_To be done_:
Output every entry exactly as written.

Rows from a dataset

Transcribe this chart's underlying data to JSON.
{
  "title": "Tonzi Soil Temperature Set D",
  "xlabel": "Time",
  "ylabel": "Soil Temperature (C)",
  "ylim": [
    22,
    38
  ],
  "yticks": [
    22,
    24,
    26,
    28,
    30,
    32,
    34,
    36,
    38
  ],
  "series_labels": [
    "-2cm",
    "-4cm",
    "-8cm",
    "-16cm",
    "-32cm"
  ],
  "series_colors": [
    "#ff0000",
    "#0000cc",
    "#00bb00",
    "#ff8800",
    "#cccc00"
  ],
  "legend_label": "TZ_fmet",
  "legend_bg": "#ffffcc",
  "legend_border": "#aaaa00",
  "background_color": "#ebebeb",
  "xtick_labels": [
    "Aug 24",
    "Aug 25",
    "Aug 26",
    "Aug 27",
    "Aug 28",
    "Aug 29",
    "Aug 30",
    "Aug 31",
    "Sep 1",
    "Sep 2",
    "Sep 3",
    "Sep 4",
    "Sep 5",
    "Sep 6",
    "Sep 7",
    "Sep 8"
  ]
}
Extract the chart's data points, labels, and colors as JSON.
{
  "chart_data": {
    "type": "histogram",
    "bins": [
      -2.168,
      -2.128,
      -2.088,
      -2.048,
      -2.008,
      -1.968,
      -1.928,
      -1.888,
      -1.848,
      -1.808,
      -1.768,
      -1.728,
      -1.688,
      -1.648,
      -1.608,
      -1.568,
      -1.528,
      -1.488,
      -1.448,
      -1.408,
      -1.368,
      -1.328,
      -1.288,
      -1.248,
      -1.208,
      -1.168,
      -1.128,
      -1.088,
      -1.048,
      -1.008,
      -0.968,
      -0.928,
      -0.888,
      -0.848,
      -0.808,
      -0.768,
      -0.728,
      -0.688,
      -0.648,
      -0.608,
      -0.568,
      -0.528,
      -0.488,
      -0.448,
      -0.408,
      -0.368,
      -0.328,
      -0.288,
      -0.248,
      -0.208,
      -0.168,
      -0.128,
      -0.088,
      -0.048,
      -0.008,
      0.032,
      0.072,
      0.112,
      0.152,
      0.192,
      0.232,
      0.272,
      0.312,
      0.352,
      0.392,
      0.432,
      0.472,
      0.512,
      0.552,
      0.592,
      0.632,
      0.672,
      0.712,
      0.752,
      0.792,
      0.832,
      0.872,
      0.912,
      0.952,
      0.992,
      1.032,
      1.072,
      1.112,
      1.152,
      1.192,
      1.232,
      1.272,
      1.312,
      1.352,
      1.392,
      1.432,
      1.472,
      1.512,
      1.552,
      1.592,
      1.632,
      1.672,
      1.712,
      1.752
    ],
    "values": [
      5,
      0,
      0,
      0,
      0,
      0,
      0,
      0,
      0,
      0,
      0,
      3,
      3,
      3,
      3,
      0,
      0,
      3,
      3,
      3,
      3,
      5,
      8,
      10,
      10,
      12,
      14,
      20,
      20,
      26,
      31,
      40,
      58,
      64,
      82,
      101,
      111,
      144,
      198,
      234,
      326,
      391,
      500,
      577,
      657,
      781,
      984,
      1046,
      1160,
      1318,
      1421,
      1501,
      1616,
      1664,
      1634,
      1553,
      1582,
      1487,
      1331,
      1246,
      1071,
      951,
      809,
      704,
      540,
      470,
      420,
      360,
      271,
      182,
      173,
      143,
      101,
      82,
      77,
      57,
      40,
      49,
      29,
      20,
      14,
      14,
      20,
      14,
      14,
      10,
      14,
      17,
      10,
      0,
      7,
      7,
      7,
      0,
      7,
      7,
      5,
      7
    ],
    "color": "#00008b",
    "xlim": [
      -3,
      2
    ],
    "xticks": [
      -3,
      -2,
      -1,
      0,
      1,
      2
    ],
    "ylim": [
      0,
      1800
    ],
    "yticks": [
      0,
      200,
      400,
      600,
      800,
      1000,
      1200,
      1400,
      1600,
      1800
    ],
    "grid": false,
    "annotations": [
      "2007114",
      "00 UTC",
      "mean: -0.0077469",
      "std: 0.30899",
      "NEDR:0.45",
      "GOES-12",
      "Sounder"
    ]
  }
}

_Finished exercise_:
Transcribe this chart's underlying data to JSON.
{
  "title": "Tonzi Soil Temperature Set D",
  "xlabel": "Time",
  "ylabel": "Soil Temperature (C)",
  "ylim": [
    22,
    38
  ],
  "yticks": [
    22,
    24,
    26,
    28,
    30,
    32,
    34,
    36,
    38
  ],
  "series_labels": [
    "-2cm",
    "-4cm",
    "-8cm",
    "-16cm",
    "-32cm"
  ],
  "series_colors": [
    "#ff0000",
    "#0000cc",
    "#00bb00",
    "#ff8800",
    "#cccc00"
  ],
  "legend_label": "TZ_fmet",
  "legend_bg": "#ffffcc",
  "legend_border": "#aaaa00",
  "background_color": "#ebebeb",
  "xtick_labels": [
    "Aug 24",
    "Aug 25",
    "Aug 26",
    "Aug 27",
    "Aug 28",
    "Aug 29",
    "Aug 30",
    "Aug 31",
    "Sep 1",
    "Sep 2",
    "Sep 3",
    "Sep 4",
    "Sep 5",
    "Sep 6",
    "Sep 7",
    "Sep 8"
  ]
}
Extract the chart's data points, labels, and colors as JSON.
{
  "chart_data": {
    "type": "histogram",
    "bins": [
      -2.168,
      -2.128,
      -2.088,
      -2.048,
      -2.008,
      -1.968,
      -1.928,
      -1.888,
      -1.848,
      -1.808,
      -1.768,
      -1.728,
      -1.688,
      -1.648,
      -1.608,
      -1.568,
      -1.528,
      -1.488,
      -1.448,
      -1.408,
      -1.368,
      -1.328,
      -1.288,
      -1.248,
      -1.208,
      -1.168,
      -1.128,
      -1.088,
      -1.048,
      -1.008,
      -0.968,
      -0.928,
      -0.888,
      -0.848,
      -0.808,
      -0.768,
      -0.728,
      -0.688,
      -0.648,
      -0.608,
      -0.568,
      -0.528,
      -0.488,
      -0.448,
      -0.408,
      -0.368,
      -0.328,
      -0.288,
      -0.248,
      -0.208,
      -0.168,
      -0.128,
      -0.088,
      -0.048,
      -0.008,
      0.032,
      0.072,
      0.112,
      0.152,
      0.192,
      0.232,
      0.272,
      0.312,
      0.352,
      0.392,
      0.432,
      0.472,
      0.512,
      0.552,
      0.592,
      0.632,
      0.672,
      0.712,
      0.752,
      0.792,
      0.832,
      0.872,
      0.912,
      0.952,
      0.992,
      1.032,
      1.072,
      1.112,
      1.152,
      1.192,
      1.232,
      1.272,
      1.312,
      1.352,
      1.392,
      1.432,
      1.472,
      1.512,
      1.552,
      1.592,
      1.632,
      1.672,
      1.712,
      1.752
    ],
    "values": [
      5,
      0,
      0,
      0,
      0,
      0,
      0,
      0,
      0,
      0,
      0,
      3,
      3,
      3,
      3,
      0,
      0,
      3,
      3,
      3,
      3,
      5,
      8,
      10,
      10,
      12,
      14,
      20,
      20,
      26,
      31,
      40,
      58,
      64,
      82,
      101,
      111,
      144,
      198,
      234,
      326,
      391,
      500,
      577,
      657,
      781,
      984,
      1046,
      1160,
      1318,
      1421,
      1501,
      1616,
      1664,
      1634,
      1553,
      1582,
      1487,
      1331,
      1246,
      1071,
      951,
      809,
      704,
      540,
      470,
      420,
      360,
      271,
      182,
      173,
      143,
      101,
      82,
      77,
      57,
      40,
      49,
      29,
      20,
      14,
      14,
      20,
      14,
      14,
      10,
      14,
      17,
      10,
      0,
      7,
      7,
      7,
      0,
      7,
      7,
      5,
      7
    ],
    "color": "#00008b",
    "xlim": [
      -3,
      2
    ],
    "xticks": [
      -3,
      -2,
      -1,
      0,
      1,
      2
    ],
    "ylim": [
      0,
      1800
    ],
    "yticks": [
      0,
      200,
      400,
      600,
      800,
      1000,
      1200,
      1400,
      1600,
      1800
    ],
    "grid": false,
    "annotations": [
      "2007114",
      "00 UTC",
      "mean: -0.0077469",
      "std: 0.30899",
      "NEDR:0.45",
      "GOES-12",
      "Sounder"
    ]
  }
}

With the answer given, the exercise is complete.